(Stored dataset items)
________________________________________
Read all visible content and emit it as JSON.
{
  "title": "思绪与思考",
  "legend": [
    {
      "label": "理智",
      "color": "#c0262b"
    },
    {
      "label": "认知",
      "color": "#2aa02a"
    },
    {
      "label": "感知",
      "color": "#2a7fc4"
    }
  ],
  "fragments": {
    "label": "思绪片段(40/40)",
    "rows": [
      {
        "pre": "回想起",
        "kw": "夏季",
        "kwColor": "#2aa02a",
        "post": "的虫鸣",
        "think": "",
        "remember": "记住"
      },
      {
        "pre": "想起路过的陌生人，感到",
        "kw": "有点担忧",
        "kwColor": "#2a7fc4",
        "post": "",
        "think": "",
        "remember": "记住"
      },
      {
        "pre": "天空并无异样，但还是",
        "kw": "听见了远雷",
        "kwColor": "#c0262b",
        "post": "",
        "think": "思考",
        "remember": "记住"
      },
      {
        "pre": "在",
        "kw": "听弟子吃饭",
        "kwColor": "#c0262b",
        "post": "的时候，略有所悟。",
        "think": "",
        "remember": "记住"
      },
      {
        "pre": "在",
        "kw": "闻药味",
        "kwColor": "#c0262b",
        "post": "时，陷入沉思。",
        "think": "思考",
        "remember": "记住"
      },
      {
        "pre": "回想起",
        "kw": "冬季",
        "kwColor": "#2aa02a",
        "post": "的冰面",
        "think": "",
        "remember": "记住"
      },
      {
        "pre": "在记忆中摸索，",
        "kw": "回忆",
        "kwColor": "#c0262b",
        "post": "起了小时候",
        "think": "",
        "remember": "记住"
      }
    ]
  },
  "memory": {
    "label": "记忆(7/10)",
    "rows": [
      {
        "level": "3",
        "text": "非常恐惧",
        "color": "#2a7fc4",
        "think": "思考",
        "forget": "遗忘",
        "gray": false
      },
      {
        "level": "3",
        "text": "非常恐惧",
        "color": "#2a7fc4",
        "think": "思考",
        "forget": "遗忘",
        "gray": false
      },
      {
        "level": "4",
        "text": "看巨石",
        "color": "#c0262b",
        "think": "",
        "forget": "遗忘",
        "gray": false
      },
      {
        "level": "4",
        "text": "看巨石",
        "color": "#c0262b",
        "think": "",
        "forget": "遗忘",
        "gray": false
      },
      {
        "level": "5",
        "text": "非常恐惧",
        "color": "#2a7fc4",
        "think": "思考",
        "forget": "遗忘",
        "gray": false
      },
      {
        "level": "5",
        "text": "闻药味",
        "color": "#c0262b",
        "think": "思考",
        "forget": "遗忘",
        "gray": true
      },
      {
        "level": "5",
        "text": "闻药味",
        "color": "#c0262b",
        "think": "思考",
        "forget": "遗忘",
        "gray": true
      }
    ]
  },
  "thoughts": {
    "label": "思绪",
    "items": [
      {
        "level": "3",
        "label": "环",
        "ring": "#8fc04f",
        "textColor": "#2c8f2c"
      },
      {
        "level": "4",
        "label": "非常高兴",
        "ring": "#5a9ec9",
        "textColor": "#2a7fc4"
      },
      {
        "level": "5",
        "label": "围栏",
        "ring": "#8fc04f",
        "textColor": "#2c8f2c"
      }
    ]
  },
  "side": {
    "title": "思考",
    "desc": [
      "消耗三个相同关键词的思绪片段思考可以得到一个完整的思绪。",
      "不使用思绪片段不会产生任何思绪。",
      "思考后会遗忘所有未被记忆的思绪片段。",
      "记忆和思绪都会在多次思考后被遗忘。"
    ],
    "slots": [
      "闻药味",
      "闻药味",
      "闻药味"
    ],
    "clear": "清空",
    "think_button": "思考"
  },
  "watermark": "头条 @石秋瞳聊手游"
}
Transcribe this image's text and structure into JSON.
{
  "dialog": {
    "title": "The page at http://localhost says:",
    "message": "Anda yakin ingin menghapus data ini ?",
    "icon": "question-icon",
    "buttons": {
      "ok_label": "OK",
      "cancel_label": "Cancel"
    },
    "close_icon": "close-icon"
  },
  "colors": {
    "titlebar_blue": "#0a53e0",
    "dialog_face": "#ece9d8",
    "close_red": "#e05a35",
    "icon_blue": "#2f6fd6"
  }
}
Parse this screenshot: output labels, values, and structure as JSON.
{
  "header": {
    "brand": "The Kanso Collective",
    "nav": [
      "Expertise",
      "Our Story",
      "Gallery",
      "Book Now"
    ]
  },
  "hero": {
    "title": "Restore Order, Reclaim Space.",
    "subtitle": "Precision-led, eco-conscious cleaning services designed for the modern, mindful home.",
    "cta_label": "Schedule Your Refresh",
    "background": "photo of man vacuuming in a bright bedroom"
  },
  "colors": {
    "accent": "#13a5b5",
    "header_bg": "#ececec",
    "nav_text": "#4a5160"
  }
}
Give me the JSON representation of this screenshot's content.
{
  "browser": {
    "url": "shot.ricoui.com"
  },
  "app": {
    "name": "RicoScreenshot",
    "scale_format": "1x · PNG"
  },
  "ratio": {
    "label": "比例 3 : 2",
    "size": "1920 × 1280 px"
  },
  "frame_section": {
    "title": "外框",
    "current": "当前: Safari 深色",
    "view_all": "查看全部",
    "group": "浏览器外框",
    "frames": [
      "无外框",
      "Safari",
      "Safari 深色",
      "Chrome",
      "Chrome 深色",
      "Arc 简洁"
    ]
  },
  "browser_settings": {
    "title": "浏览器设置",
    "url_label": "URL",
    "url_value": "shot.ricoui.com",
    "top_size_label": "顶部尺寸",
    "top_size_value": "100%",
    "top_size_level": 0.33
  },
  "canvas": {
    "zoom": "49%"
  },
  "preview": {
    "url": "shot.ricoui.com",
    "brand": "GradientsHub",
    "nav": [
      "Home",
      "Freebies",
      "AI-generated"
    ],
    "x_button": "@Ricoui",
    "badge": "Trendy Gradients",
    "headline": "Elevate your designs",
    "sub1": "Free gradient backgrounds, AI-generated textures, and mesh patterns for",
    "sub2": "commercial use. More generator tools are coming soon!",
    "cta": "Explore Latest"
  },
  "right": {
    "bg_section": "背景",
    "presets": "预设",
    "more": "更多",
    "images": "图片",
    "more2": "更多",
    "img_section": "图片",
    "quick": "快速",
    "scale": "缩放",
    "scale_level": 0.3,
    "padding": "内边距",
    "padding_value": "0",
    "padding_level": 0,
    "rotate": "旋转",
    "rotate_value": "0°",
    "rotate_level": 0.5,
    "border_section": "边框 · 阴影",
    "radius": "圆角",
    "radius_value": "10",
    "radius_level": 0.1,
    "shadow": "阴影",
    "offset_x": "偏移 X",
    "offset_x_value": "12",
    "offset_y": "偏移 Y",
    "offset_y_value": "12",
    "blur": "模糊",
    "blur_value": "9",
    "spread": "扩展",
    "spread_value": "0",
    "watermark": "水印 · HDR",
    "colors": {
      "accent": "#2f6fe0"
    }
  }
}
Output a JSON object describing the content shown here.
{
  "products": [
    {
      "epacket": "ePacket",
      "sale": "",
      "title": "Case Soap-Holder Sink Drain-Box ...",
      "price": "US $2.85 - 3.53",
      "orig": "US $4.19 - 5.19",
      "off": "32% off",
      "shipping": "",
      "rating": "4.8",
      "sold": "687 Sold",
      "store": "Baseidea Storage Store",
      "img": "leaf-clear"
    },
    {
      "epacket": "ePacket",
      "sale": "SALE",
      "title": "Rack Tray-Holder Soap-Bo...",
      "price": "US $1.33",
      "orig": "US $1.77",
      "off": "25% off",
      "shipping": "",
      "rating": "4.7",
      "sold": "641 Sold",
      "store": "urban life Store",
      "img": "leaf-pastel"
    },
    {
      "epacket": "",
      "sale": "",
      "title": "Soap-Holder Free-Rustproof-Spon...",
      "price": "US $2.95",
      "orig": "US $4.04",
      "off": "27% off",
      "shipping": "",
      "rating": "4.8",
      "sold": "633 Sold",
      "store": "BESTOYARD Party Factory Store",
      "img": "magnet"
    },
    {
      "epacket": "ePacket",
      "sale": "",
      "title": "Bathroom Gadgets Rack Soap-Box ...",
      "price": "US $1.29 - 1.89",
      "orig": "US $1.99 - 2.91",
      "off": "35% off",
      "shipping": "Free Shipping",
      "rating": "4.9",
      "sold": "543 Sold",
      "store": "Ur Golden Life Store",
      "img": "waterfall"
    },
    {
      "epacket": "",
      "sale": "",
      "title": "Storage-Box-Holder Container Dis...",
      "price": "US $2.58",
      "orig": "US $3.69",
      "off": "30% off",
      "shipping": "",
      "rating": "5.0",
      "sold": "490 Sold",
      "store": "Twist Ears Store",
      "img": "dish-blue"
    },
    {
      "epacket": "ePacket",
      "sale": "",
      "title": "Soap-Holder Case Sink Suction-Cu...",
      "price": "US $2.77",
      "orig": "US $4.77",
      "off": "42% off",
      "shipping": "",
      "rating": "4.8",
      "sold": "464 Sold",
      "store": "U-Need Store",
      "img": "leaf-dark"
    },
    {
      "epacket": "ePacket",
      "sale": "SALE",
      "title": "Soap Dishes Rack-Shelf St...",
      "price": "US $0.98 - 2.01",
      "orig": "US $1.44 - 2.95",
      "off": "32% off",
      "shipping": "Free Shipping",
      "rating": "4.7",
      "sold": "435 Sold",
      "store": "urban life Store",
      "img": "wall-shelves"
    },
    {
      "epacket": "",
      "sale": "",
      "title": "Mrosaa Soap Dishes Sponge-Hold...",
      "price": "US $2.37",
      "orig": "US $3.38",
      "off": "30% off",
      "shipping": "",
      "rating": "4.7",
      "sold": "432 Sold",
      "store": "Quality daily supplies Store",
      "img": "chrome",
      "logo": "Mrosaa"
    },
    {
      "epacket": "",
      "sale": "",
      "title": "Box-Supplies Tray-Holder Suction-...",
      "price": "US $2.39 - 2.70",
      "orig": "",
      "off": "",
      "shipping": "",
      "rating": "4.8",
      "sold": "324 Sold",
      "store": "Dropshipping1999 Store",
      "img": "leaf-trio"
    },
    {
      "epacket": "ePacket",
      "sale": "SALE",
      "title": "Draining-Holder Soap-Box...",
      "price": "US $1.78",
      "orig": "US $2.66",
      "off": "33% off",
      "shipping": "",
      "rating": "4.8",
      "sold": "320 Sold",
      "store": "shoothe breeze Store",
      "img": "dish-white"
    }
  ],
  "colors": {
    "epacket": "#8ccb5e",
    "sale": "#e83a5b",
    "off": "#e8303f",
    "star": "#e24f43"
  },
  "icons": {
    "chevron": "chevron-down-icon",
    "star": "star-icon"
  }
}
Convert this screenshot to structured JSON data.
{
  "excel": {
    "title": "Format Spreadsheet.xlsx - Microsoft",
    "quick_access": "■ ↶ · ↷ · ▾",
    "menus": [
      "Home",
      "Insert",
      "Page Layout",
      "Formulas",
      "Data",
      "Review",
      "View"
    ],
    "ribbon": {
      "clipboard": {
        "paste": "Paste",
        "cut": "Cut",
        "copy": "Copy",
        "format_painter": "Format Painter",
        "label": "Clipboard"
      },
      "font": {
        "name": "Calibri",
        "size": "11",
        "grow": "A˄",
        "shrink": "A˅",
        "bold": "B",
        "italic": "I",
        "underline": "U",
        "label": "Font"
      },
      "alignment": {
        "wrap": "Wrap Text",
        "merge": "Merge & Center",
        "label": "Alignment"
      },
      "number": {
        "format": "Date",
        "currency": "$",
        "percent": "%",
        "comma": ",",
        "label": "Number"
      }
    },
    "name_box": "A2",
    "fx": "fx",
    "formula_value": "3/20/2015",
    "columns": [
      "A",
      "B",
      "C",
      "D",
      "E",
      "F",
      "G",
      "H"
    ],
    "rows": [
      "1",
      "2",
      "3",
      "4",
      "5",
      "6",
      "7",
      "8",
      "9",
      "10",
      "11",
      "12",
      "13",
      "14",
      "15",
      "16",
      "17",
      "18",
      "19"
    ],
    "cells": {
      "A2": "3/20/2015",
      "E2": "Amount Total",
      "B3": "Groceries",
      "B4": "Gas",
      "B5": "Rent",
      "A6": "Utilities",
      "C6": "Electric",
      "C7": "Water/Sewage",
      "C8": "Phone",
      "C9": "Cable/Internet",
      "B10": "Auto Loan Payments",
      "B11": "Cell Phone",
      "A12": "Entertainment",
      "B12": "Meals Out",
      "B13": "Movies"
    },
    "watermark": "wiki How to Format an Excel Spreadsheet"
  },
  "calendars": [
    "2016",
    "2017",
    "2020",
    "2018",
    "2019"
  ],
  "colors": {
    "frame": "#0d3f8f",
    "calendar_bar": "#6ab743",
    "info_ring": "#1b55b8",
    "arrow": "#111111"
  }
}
________________________________________
_Task objective_: Look through the entries and find each line that has the string "post". Copy those lines.

_Exercise output_:
        "post": "的虫鸣",
        "post": "",
        "post": "",
        "post": "的时候，略有所悟。",
        "post": "时，陷入沉思。",
        "post": "的冰面",
        "post": "起了小时候",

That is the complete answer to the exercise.